## Extract to read
--
Debugging resources

I am a newbie trying to use concourse.
I have setup a resource of type git which does not seem to be properly setup.
What is the recommended way to check/debug resources setup/functioning ?


You can use fly intercept to get into any container that Concourse creates.

It’d be really handy if the payloads to gets and puts were stored somewhere. I can see that this could be a security vulnerability, but then if you’ve got access to that container, you could probably do naughty things anyway?

Does such a log exist?

Reading the documentation, I did not understand that fly hijack could be used for resource containers. Can you point me to more details ?

I found this:

Recently, another user was asking for help on Discord about debugging resources, so I thought I’d share some of the information I provided there.

In debugging resources, the idea is to try to be able to call the check, in, and/or out code just like how Concourse would call them. You will need to pass the script the correct request parameters (see for the interface). To get the parameters, some resources are written to save the parameters into a temporary file on the container, so you can use that temp file. Other resources do not log the parameters to a file, so you might be able to temporarily replace the check, in, or out code with a script to capture the request parameters.
--
## Work request A
In the thread on debugging Concourse resources, which fly command gets you into any container that Concourse creates?
## Work request B
Retype the thread on debugging Concourse resources from the words "It’d be really" up to and including the words "a log exist?".
--
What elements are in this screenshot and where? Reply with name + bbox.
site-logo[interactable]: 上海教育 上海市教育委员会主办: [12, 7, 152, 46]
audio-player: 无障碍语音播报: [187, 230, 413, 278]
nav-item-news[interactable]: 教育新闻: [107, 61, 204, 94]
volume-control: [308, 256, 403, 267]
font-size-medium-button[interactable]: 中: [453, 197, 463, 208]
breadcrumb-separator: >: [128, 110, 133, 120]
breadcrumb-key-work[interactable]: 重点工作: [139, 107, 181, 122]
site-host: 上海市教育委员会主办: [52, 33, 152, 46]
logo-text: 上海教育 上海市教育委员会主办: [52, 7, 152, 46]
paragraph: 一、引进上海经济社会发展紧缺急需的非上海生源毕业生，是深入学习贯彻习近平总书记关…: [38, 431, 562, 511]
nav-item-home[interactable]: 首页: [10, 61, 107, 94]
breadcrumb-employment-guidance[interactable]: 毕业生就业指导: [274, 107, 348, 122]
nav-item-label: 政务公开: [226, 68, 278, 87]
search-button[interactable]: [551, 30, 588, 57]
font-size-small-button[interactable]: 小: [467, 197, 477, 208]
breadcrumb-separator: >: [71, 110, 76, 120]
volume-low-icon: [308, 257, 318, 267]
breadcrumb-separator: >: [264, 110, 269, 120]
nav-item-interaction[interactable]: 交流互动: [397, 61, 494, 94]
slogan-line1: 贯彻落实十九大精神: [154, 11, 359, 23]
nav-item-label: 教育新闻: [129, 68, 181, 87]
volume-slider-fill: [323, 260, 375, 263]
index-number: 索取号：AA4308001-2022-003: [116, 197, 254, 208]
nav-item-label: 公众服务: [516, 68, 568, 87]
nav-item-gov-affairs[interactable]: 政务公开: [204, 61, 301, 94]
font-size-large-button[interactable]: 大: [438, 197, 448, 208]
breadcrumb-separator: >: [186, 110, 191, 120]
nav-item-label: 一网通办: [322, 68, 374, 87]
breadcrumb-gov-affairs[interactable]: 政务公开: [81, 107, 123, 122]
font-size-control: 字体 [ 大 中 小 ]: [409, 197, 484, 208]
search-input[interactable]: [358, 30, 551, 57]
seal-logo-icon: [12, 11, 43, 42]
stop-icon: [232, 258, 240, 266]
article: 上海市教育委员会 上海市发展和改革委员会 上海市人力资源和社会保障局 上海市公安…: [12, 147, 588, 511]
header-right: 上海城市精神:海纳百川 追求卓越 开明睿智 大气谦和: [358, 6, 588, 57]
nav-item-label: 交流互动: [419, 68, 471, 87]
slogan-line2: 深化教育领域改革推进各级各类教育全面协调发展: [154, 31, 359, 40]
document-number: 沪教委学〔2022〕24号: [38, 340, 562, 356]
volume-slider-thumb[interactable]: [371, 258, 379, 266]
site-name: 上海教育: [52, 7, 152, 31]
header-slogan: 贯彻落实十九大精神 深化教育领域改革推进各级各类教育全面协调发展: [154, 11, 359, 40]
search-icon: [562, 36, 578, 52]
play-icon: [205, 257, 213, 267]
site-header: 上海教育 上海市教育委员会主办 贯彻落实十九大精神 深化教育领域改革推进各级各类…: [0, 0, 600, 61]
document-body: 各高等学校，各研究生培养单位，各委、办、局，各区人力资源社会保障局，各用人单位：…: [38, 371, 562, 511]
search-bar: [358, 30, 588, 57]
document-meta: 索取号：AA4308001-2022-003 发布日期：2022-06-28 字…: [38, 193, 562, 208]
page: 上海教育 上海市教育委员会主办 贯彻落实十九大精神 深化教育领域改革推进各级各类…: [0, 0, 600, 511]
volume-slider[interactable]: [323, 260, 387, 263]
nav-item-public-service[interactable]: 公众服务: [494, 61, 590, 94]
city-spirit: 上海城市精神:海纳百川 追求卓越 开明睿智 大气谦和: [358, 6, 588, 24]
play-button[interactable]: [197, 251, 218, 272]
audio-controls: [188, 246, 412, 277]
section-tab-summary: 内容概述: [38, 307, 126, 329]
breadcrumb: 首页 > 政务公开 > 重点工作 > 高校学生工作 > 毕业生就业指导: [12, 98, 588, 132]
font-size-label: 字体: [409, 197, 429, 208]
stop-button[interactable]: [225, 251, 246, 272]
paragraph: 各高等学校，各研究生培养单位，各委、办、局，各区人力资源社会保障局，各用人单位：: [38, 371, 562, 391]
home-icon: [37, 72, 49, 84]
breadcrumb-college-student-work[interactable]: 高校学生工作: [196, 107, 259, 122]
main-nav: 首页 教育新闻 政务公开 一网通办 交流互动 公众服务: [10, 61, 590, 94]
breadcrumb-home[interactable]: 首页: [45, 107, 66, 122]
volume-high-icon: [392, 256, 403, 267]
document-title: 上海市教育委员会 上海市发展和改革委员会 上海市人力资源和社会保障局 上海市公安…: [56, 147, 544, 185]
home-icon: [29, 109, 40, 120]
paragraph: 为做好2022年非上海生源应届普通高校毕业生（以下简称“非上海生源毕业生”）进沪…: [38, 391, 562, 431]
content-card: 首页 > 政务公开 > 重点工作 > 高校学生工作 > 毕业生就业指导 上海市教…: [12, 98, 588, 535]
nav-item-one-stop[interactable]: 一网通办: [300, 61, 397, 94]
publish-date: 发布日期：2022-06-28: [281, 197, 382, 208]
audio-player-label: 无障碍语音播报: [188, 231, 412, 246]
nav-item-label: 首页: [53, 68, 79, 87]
--
## Expected output A
fly intercept

## Expected output B
It’d be really handy if the payloads to gets and puts were stored somewhere. I can see that this could be a security vulnerability, but then if you’ve got access to that container, you could probably do naughty things anyway?

Does such a log exist?